In der Vorweihnachtszeit, dem Höhepunkt des Schokoladenkonsums, beleuchtet unser Artikel die drängenden Probleme und vielversprechenden Lösungen in der Kakaoindustrie.
Während der Weihnachtszeit steigt der Schokoladenkonsum weltweit an. Luxemburg bildet hier keine Ausnahme. Als einer der führenden Schokoladenverbraucher Europas – aktuell auf Platz vier pro Kopf – feiert Luxemburg die Festtage mit einer besonderen Vorliebe für diese süße Versuchung. In dieser Saison rücken jedoch nicht nur die traditionellen Schokoladenfreuden in den Vordergrund, sondern man sollte auch nachhaltige und ethische Überlegungen nicht verdrängen. Im folgenden Artikel wollen wir uns den akutesten ökologischen und ethischen Problemen hinter unserer Lieblingsnascherei widmen und gleichzeitig einige Lösungsansätze präsentieren.
CCN-51: Eine Bedrohung für die Artenvielfalt?

#####

● Zu erledigende Aufgaben
(a) Nenne alle zusammengesetzten Wörter im Text zur Kakaoindustrie, die mit „Schokoladen“ beginnen, in der Form, in der sie dort stehen.
(b) Greif bitte den Text zur Kakaoindustrie nach seinem letzten Satz auf und schreib ihn weiter.
Das anschließende Material stammt aus einer anderen Quelle.

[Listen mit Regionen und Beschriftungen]
#####

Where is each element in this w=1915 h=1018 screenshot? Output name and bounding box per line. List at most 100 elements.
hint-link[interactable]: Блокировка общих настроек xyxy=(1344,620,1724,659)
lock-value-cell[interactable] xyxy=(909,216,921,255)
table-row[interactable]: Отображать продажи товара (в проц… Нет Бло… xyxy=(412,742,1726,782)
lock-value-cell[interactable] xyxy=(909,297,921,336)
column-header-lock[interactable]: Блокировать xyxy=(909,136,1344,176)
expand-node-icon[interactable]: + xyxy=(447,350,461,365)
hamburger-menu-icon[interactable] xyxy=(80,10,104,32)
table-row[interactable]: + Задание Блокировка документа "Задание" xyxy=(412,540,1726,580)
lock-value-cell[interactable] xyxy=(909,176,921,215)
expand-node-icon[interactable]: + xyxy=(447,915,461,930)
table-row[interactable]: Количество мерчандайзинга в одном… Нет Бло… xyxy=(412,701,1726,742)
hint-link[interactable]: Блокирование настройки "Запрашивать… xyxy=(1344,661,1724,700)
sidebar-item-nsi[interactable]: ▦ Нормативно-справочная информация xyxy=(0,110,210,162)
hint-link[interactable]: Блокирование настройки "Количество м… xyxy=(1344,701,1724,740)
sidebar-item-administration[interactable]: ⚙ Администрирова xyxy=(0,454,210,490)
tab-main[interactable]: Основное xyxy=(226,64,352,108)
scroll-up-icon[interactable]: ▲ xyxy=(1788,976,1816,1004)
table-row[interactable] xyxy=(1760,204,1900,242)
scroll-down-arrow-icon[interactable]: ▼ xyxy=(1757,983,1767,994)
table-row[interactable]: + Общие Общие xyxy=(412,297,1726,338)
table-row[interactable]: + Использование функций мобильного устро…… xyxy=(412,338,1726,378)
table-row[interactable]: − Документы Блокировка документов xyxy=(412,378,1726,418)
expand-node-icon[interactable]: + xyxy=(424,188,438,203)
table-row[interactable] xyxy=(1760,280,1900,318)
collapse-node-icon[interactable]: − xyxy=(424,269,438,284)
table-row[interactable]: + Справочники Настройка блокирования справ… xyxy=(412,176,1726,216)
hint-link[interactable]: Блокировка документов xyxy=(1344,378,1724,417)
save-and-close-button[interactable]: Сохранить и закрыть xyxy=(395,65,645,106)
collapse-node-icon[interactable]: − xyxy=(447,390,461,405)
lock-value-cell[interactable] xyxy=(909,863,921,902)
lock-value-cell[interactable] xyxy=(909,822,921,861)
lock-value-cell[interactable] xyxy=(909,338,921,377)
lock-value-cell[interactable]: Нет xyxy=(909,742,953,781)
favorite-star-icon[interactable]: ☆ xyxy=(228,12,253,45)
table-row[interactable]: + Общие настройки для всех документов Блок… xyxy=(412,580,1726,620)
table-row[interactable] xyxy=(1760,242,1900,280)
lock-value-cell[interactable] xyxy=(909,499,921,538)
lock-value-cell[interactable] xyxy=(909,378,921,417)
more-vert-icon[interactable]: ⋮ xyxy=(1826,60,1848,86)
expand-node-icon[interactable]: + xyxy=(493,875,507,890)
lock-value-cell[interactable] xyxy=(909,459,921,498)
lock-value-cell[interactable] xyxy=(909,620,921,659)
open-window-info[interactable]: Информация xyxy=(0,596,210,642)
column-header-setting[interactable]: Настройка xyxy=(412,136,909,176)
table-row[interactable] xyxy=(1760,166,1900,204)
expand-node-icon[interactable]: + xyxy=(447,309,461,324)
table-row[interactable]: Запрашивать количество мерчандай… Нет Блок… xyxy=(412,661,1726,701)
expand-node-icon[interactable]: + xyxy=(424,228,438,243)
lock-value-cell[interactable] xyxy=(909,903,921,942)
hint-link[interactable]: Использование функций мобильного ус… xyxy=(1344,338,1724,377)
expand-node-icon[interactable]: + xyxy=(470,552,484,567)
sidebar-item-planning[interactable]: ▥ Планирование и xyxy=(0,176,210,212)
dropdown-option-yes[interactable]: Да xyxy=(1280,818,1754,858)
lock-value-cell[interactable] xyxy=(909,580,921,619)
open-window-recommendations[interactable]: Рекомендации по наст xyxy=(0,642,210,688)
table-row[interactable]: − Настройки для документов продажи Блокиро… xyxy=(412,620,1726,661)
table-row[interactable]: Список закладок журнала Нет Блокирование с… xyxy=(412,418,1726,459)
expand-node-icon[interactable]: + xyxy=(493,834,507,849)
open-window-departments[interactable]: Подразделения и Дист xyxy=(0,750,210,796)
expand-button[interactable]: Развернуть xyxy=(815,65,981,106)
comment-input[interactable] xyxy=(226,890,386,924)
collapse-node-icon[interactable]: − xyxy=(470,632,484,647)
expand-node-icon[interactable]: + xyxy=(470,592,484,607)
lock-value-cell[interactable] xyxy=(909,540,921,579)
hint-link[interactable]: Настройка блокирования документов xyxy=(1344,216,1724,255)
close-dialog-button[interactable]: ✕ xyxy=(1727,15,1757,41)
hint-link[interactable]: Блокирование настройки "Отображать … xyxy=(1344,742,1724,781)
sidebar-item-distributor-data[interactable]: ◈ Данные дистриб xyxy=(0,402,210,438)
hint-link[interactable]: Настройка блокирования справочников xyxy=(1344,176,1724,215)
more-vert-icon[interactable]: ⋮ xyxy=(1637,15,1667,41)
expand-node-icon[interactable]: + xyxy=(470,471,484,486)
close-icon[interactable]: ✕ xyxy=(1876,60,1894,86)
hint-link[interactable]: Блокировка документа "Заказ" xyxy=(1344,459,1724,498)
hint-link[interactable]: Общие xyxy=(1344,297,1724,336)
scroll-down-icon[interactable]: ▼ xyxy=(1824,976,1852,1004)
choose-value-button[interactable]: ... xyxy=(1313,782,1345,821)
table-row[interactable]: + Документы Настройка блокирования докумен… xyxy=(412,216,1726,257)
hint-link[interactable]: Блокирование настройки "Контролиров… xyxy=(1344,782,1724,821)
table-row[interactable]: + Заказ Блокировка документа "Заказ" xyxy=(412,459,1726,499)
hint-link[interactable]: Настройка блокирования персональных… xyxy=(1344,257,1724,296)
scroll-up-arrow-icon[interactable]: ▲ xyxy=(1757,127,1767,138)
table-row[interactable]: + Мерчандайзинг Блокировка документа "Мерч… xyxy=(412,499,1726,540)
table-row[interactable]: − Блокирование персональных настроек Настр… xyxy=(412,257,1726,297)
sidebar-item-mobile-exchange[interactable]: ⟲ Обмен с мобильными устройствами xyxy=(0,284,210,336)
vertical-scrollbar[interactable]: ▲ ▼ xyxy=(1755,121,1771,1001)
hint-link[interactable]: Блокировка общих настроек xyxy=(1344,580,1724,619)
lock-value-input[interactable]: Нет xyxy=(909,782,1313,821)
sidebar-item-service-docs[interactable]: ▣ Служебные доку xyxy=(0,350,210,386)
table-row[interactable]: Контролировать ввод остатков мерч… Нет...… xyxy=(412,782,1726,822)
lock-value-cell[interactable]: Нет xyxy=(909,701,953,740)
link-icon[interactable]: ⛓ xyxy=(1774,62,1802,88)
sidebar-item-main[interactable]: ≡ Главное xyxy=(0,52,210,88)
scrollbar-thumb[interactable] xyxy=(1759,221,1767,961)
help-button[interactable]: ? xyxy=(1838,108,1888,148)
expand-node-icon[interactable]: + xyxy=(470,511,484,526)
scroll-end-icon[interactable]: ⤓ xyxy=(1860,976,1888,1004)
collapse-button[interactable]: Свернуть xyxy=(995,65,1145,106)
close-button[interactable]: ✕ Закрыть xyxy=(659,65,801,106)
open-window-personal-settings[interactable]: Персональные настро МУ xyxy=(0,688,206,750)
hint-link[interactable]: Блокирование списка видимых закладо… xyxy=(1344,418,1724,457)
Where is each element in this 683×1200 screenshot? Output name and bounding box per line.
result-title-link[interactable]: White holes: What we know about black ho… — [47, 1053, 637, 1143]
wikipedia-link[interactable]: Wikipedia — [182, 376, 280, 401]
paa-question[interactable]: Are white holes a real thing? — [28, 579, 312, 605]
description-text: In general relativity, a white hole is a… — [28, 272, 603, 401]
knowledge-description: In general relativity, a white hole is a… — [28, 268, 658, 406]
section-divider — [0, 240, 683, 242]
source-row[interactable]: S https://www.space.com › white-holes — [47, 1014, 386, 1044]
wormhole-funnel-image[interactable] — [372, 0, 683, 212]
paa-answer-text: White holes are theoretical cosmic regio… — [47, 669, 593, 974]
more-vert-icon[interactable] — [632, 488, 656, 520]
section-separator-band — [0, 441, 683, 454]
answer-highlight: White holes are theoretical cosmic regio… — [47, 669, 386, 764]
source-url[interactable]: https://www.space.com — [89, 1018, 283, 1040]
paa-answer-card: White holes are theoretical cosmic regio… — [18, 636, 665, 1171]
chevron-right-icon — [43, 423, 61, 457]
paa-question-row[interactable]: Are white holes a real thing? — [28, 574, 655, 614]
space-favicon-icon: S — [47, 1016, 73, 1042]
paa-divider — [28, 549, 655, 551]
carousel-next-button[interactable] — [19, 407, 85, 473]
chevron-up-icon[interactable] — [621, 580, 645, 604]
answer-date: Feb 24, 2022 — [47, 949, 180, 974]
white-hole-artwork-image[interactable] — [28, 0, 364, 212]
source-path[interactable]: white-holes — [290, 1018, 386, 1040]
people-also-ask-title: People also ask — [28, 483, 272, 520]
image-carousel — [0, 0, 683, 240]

#####

● Antworten je Aufgabe
(a) Schokoladenkonsums, Schokoladenkonsum, Schokoladenverbraucher, Schokoladenfreuden

(b)
Die Hybrid-Kakaosorte CCN-51 (Colección Castro Naranjal 51) ist ein Paradebeispiel für den Zwiespalt zwischen wirtschaftlicher Effizienz und ökologischer Verantwortung. Entwickelt in den 1960er-Jahren als Antwort auf den Pilz „Hexenbesen“, der Kakaobäume befällt, zeichnet sich CCN-51 durch seine hohe Ertragsfähigkeit und Schädlingsresistenz aus. Während diese Eigenschaften den Kakaobauern eine Art Sicherheitsnetz bieten, rückt eine andere, weitaus bedrohlichere Konsequenz in den Fokus: die Gefährdung der Biodiversität.
CCN-51 wird vorwiegend in Monokulturen angebaut, was nicht nur den Boden an Nährstoffen verarmen lässt, sondern auch andere Kakaosorten verdrängt. Die Resistenz der Sorte gegenüber aktuellen Klimabedingungen wirft zudem Fragen auf, was bei fortschreitendem Klimawandel passieren könnte. Könnte CCN-51, ursprünglich als Lösung gedacht, sich letztendlich als globale Bedrohung für den Kakaoanbau herausstellen?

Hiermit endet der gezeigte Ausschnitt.